# Given exercise
Below is a block of records. Copy every line in it that contains the word "httpd".

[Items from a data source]
━━━━━━━━━━

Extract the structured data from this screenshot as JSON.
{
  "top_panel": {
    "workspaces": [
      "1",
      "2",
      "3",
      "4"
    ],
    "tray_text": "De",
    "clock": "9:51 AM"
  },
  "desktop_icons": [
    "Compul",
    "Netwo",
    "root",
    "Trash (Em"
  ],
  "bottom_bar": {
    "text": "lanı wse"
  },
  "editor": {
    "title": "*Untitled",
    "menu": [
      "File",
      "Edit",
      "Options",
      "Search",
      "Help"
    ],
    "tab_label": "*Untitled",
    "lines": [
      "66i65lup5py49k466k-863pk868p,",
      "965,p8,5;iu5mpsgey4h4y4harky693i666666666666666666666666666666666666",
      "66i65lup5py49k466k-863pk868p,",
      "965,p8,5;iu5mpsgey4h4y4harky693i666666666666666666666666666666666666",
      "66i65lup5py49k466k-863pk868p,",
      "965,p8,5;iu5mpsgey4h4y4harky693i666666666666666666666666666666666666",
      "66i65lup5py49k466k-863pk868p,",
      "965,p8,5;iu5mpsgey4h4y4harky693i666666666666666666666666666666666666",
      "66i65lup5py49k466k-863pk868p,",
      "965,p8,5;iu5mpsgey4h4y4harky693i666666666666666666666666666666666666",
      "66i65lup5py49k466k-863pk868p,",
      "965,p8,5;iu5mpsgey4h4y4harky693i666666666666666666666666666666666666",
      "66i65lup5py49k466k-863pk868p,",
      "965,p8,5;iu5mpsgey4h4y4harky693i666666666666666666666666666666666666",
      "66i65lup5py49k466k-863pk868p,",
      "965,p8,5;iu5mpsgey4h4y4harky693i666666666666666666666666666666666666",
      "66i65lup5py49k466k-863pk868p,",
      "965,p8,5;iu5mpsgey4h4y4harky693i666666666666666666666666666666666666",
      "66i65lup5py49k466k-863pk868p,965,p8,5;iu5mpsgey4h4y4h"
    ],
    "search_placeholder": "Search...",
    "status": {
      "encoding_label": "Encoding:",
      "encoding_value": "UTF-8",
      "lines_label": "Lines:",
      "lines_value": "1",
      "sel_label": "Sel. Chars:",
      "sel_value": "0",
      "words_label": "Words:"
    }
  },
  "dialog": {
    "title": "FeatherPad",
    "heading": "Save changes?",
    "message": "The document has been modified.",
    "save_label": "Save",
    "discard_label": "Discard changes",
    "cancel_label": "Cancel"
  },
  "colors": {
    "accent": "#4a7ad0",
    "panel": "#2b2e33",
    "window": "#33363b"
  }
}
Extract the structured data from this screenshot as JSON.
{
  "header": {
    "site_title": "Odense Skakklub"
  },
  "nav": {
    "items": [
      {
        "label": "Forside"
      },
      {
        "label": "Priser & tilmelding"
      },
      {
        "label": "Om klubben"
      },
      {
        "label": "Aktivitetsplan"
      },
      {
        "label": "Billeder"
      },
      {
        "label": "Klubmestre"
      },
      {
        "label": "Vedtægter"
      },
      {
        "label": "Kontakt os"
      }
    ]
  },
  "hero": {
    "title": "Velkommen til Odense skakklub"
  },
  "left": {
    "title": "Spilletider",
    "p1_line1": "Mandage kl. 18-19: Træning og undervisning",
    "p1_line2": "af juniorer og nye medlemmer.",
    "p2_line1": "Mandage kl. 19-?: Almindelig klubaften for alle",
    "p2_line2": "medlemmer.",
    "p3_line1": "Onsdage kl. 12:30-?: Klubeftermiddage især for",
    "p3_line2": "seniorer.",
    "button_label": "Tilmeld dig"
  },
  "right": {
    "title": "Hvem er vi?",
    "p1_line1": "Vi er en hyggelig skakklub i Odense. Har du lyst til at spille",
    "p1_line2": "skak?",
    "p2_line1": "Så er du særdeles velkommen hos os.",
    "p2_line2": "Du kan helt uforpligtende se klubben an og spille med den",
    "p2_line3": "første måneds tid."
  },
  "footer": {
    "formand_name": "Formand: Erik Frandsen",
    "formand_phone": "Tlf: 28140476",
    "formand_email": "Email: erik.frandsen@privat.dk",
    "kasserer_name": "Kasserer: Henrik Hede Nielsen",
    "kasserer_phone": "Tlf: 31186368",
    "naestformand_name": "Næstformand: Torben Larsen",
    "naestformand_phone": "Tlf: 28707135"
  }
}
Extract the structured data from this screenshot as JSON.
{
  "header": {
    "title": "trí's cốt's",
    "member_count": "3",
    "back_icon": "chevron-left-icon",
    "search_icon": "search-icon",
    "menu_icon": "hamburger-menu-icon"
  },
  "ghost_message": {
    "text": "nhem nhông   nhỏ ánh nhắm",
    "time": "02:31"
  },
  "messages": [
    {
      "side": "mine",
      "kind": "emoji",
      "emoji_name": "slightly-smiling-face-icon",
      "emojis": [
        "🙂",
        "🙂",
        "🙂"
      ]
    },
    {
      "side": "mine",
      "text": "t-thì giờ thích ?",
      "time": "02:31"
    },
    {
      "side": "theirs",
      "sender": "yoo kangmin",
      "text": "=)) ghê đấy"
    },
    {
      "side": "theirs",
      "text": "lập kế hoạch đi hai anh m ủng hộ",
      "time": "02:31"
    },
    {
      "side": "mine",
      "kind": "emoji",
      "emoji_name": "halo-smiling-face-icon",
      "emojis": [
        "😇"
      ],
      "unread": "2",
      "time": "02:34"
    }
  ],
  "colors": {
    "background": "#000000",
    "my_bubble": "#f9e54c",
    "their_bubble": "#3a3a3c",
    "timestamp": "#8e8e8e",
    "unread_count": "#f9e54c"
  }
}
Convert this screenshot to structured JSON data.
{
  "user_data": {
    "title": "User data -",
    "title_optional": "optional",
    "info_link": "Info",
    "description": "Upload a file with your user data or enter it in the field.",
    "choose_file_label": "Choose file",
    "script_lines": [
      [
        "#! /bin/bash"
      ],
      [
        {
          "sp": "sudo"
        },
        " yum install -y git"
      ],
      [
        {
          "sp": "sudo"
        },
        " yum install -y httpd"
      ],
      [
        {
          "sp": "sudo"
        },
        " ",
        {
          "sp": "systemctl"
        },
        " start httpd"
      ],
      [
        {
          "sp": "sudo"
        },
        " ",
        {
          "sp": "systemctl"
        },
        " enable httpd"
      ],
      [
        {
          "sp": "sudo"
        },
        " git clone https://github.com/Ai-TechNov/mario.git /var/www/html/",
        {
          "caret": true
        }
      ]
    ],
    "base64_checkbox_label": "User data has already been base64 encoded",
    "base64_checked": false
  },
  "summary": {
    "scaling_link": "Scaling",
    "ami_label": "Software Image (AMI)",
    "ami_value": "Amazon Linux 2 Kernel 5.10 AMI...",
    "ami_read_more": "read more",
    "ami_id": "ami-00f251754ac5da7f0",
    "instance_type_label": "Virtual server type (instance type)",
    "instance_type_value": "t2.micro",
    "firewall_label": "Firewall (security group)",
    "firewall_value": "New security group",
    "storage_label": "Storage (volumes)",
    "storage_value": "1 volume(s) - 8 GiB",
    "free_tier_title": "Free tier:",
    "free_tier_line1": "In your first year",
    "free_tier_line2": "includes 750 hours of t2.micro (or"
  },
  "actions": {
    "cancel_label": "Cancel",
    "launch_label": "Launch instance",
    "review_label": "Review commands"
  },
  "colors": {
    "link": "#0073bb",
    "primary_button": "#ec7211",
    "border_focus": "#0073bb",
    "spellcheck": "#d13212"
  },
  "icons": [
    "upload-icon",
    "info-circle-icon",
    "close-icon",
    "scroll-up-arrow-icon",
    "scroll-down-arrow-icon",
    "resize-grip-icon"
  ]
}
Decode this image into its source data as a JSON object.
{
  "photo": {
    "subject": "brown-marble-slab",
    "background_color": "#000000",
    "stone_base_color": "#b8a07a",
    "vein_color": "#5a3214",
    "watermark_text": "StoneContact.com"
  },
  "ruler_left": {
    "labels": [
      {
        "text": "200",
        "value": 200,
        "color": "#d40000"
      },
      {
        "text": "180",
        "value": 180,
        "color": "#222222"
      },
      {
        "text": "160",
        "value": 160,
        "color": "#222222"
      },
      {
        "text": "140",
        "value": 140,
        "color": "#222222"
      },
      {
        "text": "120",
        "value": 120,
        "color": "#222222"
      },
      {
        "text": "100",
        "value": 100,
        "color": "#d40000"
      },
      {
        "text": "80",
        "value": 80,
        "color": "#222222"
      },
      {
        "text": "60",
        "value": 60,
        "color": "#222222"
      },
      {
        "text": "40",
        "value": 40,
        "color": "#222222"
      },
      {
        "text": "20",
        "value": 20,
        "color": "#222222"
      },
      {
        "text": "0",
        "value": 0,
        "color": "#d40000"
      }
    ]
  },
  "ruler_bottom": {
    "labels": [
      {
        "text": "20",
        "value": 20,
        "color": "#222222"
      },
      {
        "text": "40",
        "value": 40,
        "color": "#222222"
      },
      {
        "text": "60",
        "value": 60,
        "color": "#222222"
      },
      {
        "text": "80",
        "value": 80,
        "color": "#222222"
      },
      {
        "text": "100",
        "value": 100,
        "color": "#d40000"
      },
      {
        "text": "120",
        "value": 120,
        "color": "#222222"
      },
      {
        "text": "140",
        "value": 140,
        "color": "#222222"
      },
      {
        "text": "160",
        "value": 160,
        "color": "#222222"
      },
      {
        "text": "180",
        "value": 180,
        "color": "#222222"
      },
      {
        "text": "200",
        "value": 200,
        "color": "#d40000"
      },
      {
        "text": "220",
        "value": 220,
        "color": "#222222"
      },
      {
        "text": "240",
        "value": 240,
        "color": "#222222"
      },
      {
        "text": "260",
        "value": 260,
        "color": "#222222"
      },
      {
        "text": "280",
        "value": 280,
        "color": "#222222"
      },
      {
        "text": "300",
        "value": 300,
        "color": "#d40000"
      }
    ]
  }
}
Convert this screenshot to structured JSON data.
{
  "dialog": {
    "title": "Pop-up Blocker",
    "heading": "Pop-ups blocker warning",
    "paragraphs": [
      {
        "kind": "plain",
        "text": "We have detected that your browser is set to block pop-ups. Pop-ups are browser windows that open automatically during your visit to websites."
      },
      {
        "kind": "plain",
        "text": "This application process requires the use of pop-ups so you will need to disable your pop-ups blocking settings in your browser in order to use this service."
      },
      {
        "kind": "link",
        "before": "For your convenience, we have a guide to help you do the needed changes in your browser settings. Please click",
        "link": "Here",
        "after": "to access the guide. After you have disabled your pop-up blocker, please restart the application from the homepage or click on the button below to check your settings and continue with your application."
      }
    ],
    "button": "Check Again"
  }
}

━━━━━━━━━━

# Exercise answer
        " yum install -y httpd"
        " start httpd"
        " enable httpd"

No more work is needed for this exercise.